WORK REQUIRED -> Without including the pictures, copy out every line below.

MATERIAL PROVIDED ->
[BEGIN]

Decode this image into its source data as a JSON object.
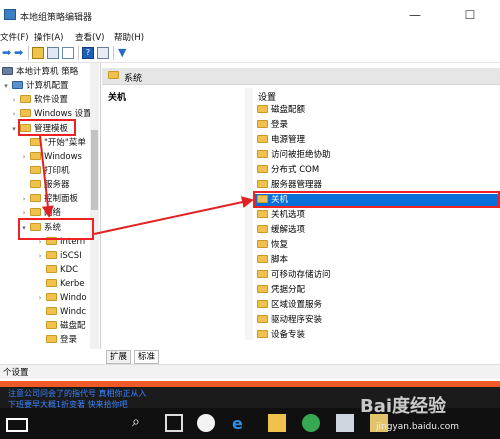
{
  "window": {
    "title": "本地组策略编辑器",
    "minimize": "—",
    "maximize": "☐"
  },
  "menu": [
    "文件(F)",
    "操作(A)",
    "查看(V)",
    "帮助(H)"
  ],
  "tree": {
    "root": "本地计算机 策略",
    "items": [
      {
        "label": "计算机配置"
      },
      {
        "label": "软件设置"
      },
      {
        "label": "Windows 设置"
      },
      {
        "label": "管理模板"
      },
      {
        "label": "\"开始\"菜单"
      },
      {
        "label": "Windows"
      },
      {
        "label": "打印机"
      },
      {
        "label": "服务器"
      },
      {
        "label": "控制面板"
      },
      {
        "label": "网络"
      },
      {
        "label": "系统"
      },
      {
        "label": "Intern"
      },
      {
        "label": "iSCSI"
      },
      {
        "label": "KDC"
      },
      {
        "label": "Kerbe"
      },
      {
        "label": "Windo"
      },
      {
        "label": "Windc"
      },
      {
        "label": "磁盘配"
      },
      {
        "label": "登录"
      }
    ]
  },
  "right": {
    "header": "系统",
    "description_title": "关机",
    "list_header": "设置",
    "items": [
      {
        "label": "磁盘配额"
      },
      {
        "label": "登录"
      },
      {
        "label": "电源管理"
      },
      {
        "label": "访问被拒绝协助"
      },
      {
        "label": "分布式 COM"
      },
      {
        "label": "服务器管理器"
      },
      {
        "label": "关机",
        "selected": true
      },
      {
        "label": "关机选项"
      },
      {
        "label": "缓解选项"
      },
      {
        "label": "恢复"
      },
      {
        "label": "脚本"
      },
      {
        "label": "可移动存储访问"
      },
      {
        "label": "凭据分配"
      },
      {
        "label": "区域设置服务"
      },
      {
        "label": "驱动程序安装"
      },
      {
        "label": "设备专装"
      }
    ],
    "tabs": [
      "扩展",
      "标准"
    ]
  },
  "status": {
    "text": "个设置"
  },
  "web_links": [
    "注意公司问会了的指代号 真相你正从入",
    "下班要早大概1折变著 快来拾你吧"
  ],
  "watermark": {
    "brand": "Bai度经验",
    "url": "jingyan.baidu.com"
  },
  "colors": {
    "selection": "#0a6fd8",
    "annotation": "#e22222",
    "accent": "#f05a28"
  }
}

[END]

EXERCISE RESULT ->
Decode this image into its source data as a JSON object.
{
  "window": {
    "title": "本地组策略编辑器",
    "minimize": "—",
    "maximize": "☐"
  },
  "menu": [
    "文件(F)",
    "操作(A)",
    "查看(V)",
    "帮助(H)"
  ],
  "tree": {
    "root": "本地计算机 策略",
    "items": [
      {
        "label": "计算机配置"
      },
      {
        "label": "软件设置"
      },
      {
        "label": "Windows 设置"
      },
      {
        "label": "管理模板"
      },
      {
        "label": "\"开始\"菜单"
      },
      {
        "label": "Windows"
      },
      {
        "label": "打印机"
      },
      {
        "label": "服务器"
      },
      {
        "label": "控制面板"
      },
      {
        "label": "网络"
      },
      {
        "label": "系统"
      },
      {
        "label": "Intern"
      },
      {
        "label": "iSCSI"
      },
      {
        "label": "KDC"
      },
      {
        "label": "Kerbe"
      },
      {
        "label": "Windo"
      },
      {
        "label": "Windc"
      },
      {
        "label": "磁盘配"
      },
      {
        "label": "登录"
      }
    ]
  },
  "right": {
    "header": "系统",
    "description_title": "关机",
    "list_header": "设置",
    "items": [
      {
        "label": "磁盘配额"
      },
      {
        "label": "登录"
      },
      {
        "label": "电源管理"
      },
      {
        "label": "访问被拒绝协助"
      },
      {
        "label": "分布式 COM"
      },
      {
        "label": "服务器管理器"
      },
      {
        "label": "关机",
        "selected": true
      },
      {
        "label": "关机选项"
      },
      {
        "label": "缓解选项"
      },
      {
        "label": "恢复"
      },
      {
        "label": "脚本"
      },
      {
        "label": "可移动存储访问"
      },
      {
        "label": "凭据分配"
      },
      {
        "label": "区域设置服务"
      },
      {
        "label": "驱动程序安装"
      },
      {
        "label": "设备专装"
      }
    ],
    "tabs": [
      "扩展",
      "标准"
    ]
  },
  "status": {
    "text": "个设置"
  },
  "web_links": [
    "注意公司问会了的指代号 真相你正从入",
    "下班要早大概1折变著 快来拾你吧"
  ],
  "watermark": {
    "brand": "Bai度经验",
    "url": "jingyan.baidu.com"
  },
  "colors": {
    "selection": "#0a6fd8",
    "annotation": "#e22222",
    "accent": "#f05a28"
  }
}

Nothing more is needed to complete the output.